Problem to solve — Repeat, exactly and in full, the lines of the listing below, but without any pictures.

Information provided —
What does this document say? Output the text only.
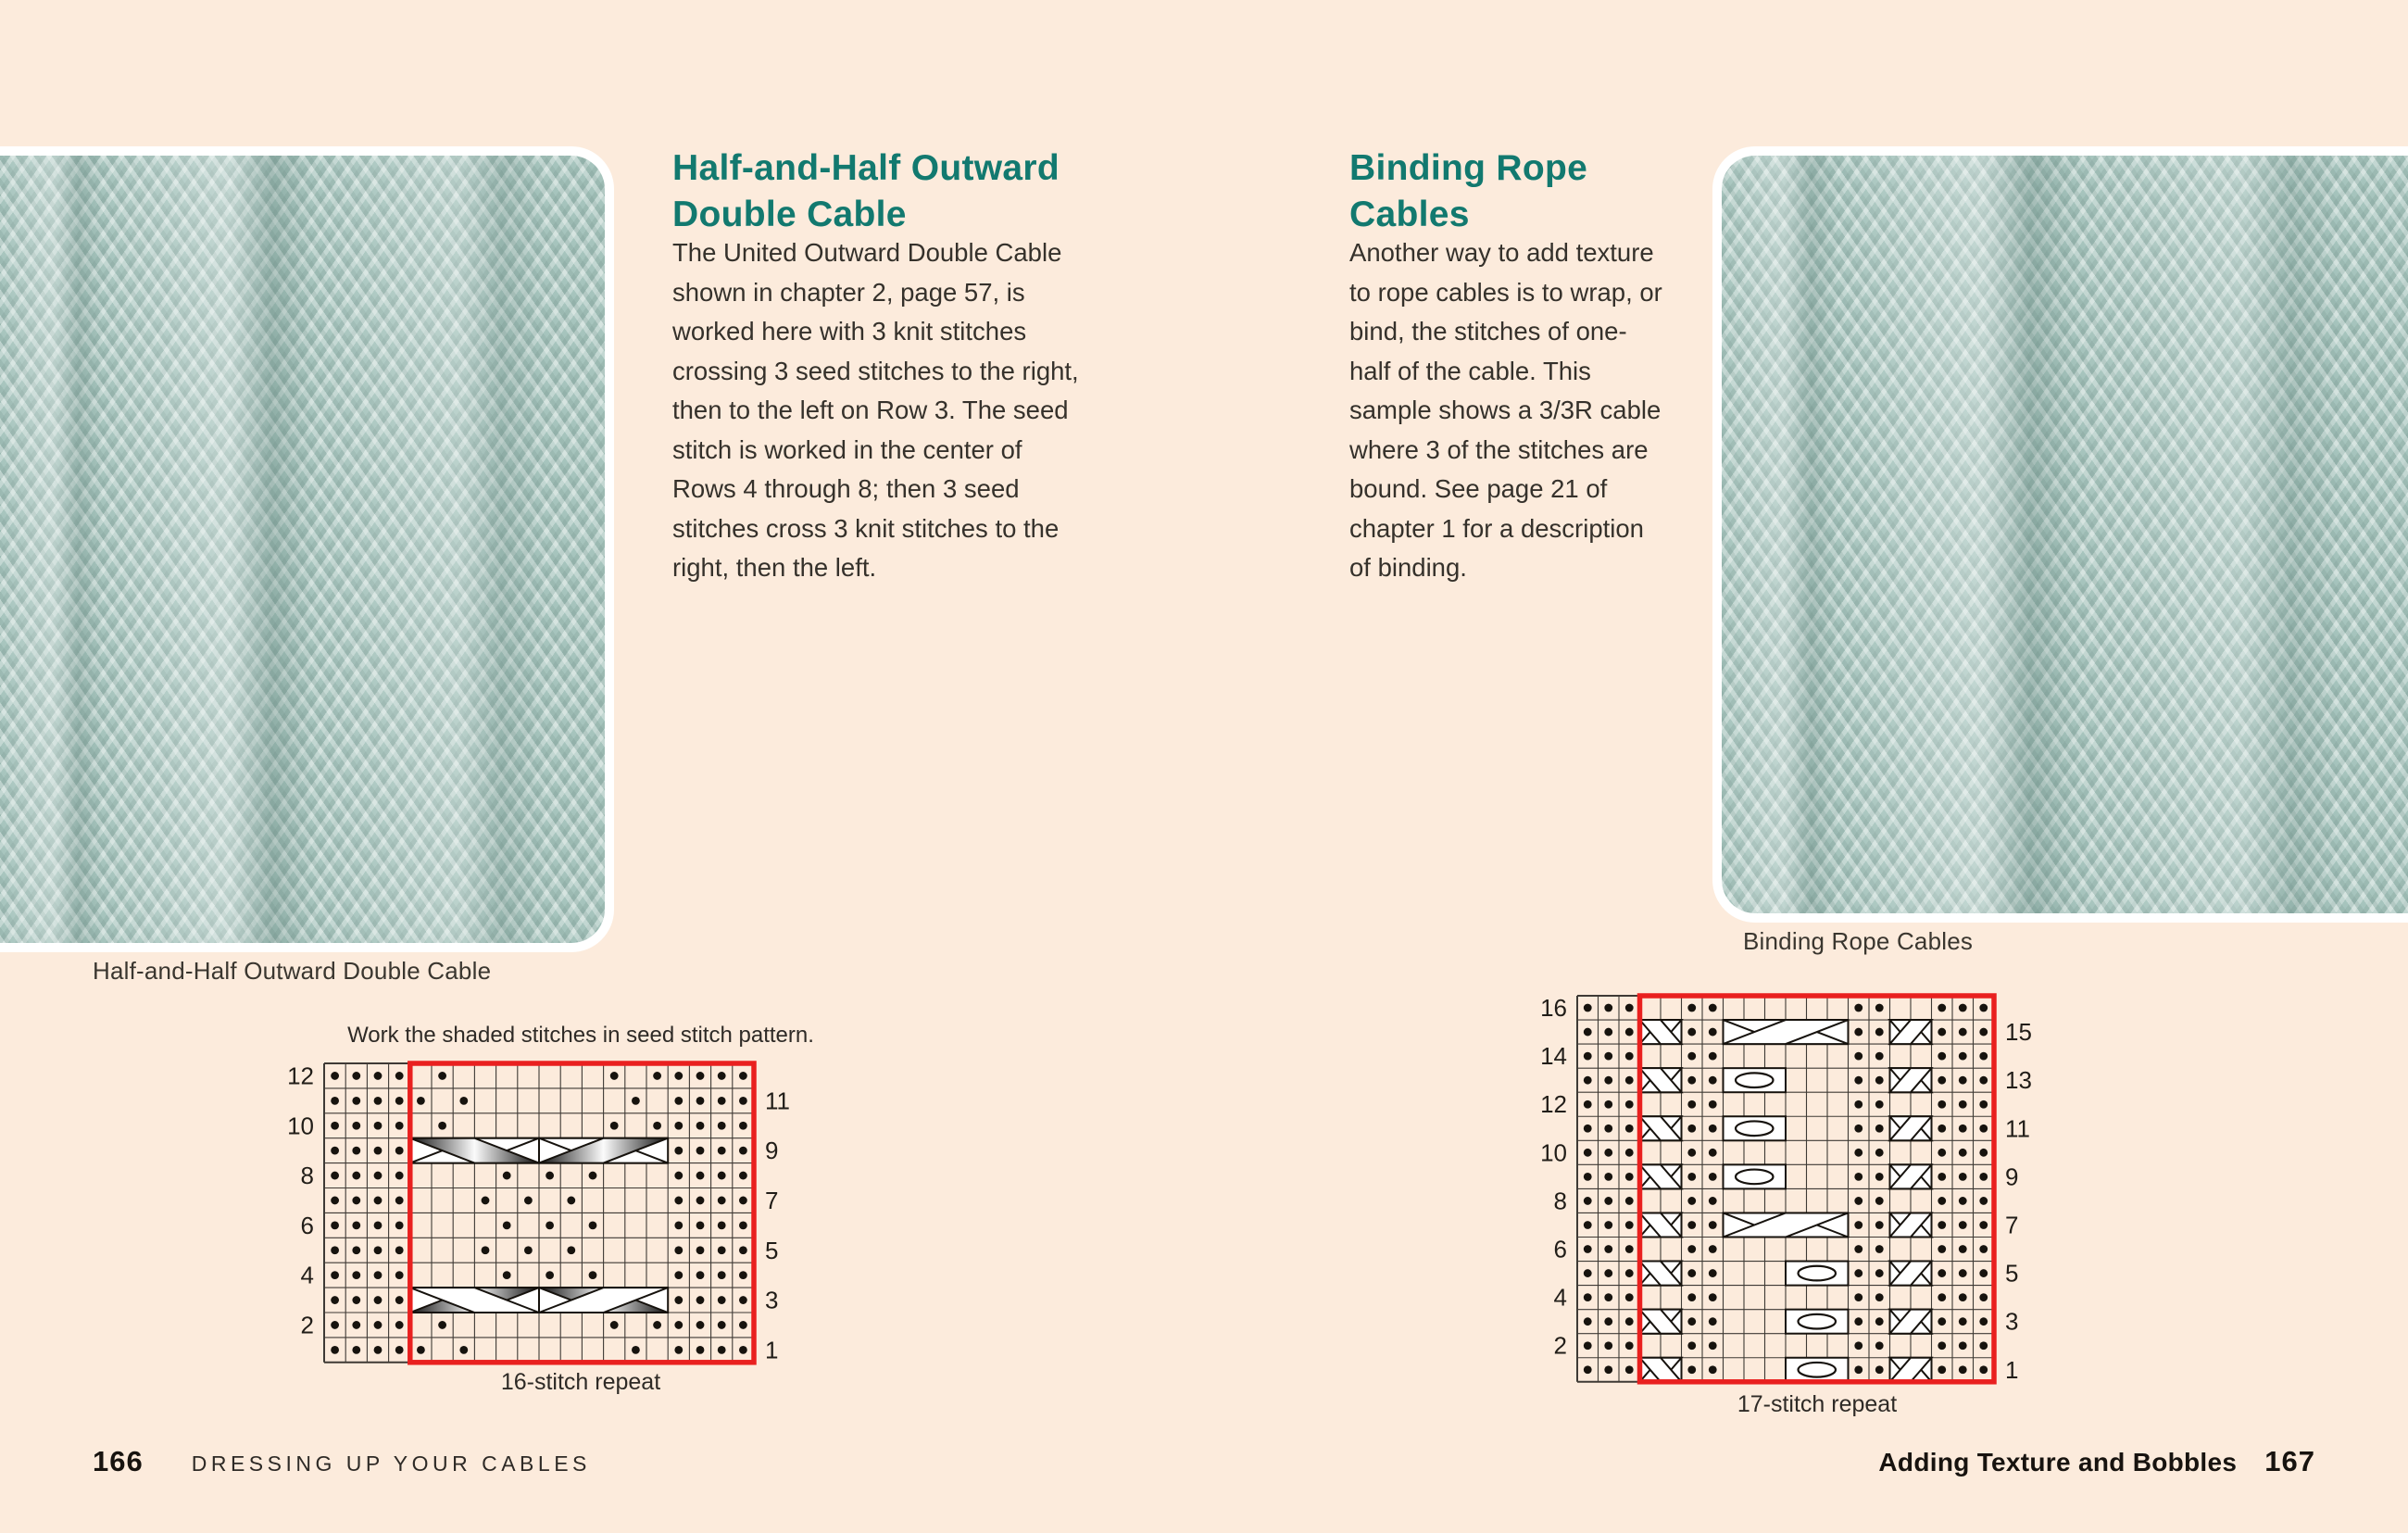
Half-and-Half Outward Double Cable
Half-and-Half Outward
Double Cable

The United Outward Double Cable shown in chapter 2, page 57, is worked here with 3 knit stitches crossing 3 seed stitches to the right, then to the left on Row 3. The seed stitch is worked in the center of Rows 4 through 8; then 3 seed stitches cross 3 knit stitches to the right, then the left.

Work the shaded stitches in seed stitch pattern.
12
10
8
6
4
2
11
9
7
5
3
1
16-stitch repeat
166 DRESSING UP YOUR CABLES
Binding Rope
Cables

Another way to add texture to rope cables is to wrap, or bind, the stitches of one-half of the cable. This sample shows a 3/3R cable where 3 of the stitches are bound. See page 21 of chapter 1 for a description of binding.

Binding Rope Cables
16
14
12
10
8
6
4
2
15
13
11
9
7
5
3
1
17-stitch repeat
Adding Texture and Bobbles 167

Reply —
What does this document say? Output the text only.
Half-and-Half Outward Double Cable
Half-and-Half Outward
Double Cable

The United Outward Double Cable shown in chapter 2, page 57, is worked here with 3 knit stitches crossing 3 seed stitches to the right, then to the left on Row 3. The seed stitch is worked in the center of Rows 4 through 8; then 3 seed stitches cross 3 knit stitches to the right, then the left.

Work the shaded stitches in seed stitch pattern.
12
10
8
6
4
2
11
9
7
5
3
1
16-stitch repeat
166 DRESSING UP YOUR CABLES
Binding Rope
Cables

Another way to add texture to rope cables is to wrap, or bind, the stitches of one-half of the cable. This sample shows a 3/3R cable where 3 of the stitches are bound. See page 21 of chapter 1 for a description of binding.

Binding Rope Cables
16
14
12
10
8
6
4
2
15
13
11
9
7
5
3
1
17-stitch repeat
Adding Texture and Bobbles 167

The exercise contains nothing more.